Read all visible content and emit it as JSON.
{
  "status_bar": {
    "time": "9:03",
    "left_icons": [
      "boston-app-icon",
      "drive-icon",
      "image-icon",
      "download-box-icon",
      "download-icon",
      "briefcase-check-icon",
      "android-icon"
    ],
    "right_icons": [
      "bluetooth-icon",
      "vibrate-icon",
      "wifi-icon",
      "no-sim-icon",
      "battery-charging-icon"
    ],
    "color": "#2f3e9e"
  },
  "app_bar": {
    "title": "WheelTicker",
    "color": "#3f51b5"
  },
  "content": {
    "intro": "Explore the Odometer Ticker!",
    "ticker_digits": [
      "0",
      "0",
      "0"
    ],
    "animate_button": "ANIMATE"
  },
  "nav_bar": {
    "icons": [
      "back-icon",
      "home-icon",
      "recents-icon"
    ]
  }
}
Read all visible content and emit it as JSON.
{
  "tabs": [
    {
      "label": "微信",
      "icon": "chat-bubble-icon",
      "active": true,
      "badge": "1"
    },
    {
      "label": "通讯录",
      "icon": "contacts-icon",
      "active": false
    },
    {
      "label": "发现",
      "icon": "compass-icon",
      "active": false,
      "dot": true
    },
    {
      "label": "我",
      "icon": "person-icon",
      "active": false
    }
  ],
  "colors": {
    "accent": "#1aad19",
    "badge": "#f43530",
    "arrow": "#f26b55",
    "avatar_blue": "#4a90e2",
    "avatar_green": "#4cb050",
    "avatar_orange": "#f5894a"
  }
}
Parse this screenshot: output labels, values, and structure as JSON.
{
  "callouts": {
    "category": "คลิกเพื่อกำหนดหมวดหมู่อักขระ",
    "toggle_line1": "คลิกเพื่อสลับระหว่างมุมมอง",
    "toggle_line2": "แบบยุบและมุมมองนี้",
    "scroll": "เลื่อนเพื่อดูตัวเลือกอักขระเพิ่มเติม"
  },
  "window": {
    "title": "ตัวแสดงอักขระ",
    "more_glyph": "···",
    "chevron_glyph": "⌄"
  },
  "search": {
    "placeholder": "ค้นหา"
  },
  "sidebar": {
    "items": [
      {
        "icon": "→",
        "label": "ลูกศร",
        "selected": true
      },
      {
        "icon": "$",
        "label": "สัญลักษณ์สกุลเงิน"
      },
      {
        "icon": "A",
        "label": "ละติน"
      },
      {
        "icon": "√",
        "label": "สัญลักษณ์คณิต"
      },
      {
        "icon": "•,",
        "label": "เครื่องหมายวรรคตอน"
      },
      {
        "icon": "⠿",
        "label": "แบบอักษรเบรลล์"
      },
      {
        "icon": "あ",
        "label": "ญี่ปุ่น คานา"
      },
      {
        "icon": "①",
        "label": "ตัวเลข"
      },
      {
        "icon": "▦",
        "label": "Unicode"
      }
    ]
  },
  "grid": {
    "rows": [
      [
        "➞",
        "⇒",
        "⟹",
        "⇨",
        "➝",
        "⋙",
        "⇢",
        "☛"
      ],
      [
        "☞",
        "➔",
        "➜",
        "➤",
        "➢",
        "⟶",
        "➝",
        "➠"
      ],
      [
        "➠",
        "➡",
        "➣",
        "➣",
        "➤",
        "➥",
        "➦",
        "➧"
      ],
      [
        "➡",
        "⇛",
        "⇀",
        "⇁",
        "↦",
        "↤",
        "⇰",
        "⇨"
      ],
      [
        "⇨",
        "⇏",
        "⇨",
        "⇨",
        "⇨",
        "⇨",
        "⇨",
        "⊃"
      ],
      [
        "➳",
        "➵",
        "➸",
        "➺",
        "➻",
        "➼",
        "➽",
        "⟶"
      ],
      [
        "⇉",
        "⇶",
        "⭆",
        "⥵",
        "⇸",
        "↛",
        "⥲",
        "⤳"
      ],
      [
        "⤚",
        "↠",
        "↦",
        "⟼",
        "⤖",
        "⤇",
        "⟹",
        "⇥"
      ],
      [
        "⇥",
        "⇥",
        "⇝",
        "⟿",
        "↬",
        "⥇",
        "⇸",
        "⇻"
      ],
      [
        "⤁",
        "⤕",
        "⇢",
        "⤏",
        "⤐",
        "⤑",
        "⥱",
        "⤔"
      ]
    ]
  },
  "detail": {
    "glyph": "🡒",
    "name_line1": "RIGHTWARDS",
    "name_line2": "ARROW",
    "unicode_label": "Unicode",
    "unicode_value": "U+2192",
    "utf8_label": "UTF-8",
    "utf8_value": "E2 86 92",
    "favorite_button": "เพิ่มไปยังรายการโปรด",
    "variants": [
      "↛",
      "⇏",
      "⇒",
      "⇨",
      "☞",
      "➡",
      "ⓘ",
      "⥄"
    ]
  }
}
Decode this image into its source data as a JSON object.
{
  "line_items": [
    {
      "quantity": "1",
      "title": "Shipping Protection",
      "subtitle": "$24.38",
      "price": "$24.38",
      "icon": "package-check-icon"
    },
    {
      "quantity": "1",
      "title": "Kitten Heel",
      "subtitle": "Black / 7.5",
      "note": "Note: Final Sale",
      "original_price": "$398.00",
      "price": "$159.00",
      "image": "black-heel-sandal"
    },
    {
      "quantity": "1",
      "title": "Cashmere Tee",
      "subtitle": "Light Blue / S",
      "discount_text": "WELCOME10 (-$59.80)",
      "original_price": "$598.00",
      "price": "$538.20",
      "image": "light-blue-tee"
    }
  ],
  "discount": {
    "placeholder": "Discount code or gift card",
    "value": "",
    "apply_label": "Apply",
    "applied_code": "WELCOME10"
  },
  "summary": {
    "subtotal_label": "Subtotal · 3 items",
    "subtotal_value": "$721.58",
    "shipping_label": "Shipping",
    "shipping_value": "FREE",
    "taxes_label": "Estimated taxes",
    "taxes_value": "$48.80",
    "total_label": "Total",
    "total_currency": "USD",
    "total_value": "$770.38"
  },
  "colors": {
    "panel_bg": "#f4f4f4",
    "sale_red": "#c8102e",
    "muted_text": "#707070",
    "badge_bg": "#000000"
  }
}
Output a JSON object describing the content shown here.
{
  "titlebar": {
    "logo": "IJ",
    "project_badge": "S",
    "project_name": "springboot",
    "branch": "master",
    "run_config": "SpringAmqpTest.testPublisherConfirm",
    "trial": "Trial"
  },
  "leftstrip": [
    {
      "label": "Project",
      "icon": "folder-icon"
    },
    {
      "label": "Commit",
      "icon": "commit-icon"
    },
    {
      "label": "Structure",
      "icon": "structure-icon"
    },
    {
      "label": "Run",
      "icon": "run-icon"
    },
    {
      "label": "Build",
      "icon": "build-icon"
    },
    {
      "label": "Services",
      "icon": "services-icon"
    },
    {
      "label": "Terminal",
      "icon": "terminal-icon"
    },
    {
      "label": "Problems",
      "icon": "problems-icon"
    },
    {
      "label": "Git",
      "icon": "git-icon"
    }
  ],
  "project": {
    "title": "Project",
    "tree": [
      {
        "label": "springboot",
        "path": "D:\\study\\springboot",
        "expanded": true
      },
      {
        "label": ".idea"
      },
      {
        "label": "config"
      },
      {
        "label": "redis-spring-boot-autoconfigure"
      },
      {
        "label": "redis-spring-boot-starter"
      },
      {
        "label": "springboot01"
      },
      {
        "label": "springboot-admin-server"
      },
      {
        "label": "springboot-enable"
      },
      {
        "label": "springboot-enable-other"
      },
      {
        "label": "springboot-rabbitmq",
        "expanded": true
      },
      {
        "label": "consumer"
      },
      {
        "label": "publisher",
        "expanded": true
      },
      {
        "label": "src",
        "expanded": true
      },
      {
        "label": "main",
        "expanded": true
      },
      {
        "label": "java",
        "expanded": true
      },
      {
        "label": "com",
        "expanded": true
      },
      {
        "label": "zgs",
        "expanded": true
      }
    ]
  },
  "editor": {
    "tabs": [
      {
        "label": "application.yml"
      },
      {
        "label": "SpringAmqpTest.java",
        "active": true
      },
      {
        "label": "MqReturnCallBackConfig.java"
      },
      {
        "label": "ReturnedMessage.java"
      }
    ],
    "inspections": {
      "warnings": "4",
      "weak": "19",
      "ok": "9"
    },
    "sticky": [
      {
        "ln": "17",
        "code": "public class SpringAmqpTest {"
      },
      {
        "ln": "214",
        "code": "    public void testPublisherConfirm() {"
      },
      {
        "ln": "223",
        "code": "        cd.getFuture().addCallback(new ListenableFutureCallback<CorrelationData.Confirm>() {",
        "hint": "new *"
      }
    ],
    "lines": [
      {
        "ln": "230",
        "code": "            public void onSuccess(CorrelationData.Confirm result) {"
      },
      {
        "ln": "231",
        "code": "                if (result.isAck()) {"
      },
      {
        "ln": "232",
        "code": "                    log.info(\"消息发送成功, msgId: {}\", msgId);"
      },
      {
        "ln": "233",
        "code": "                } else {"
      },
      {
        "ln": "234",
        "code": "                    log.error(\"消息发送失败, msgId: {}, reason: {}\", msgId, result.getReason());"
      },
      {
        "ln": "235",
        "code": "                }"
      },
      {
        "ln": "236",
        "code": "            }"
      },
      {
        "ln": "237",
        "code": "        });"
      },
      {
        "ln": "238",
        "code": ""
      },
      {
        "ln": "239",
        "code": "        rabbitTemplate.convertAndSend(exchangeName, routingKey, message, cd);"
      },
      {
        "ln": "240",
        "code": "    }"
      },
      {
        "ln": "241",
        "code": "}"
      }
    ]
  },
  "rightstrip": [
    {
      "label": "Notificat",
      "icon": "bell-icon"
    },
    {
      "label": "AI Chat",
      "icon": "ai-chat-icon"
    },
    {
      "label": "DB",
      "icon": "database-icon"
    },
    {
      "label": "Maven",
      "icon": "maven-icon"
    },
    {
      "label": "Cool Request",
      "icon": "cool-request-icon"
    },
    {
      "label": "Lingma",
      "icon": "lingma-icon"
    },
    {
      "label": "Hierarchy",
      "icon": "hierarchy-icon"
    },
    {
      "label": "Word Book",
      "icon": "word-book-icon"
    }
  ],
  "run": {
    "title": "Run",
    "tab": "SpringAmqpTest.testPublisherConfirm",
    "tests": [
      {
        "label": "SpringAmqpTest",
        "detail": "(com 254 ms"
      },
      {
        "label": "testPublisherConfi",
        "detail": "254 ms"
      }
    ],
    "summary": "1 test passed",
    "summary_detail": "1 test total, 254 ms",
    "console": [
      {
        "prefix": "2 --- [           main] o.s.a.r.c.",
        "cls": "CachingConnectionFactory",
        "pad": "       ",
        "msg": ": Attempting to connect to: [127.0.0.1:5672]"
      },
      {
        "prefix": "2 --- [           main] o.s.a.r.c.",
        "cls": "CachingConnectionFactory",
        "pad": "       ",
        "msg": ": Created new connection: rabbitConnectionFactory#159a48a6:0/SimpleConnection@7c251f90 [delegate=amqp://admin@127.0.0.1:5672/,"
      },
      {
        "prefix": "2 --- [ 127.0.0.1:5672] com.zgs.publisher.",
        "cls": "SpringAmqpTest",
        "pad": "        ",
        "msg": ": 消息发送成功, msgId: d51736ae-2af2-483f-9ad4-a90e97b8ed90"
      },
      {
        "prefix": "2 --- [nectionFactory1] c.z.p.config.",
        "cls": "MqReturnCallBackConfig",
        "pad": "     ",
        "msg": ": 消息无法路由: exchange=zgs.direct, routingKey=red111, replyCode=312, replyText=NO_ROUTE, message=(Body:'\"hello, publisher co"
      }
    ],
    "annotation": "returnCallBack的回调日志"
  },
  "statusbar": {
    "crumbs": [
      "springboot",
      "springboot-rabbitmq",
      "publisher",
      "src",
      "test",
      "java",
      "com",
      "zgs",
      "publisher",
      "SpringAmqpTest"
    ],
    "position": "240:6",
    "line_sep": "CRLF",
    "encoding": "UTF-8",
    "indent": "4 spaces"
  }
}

==*==

What to do - Of the lines above, copy each that contains "admin".

Answer to this exercise -
        "label": "springboot-admin-server"
        "msg": ": Created new connection: rabbitConnectionFactory#159a48a6:0/SimpleConnection@7c251f90 [delegate=amqp://admin@127.0.0.1:5672/,"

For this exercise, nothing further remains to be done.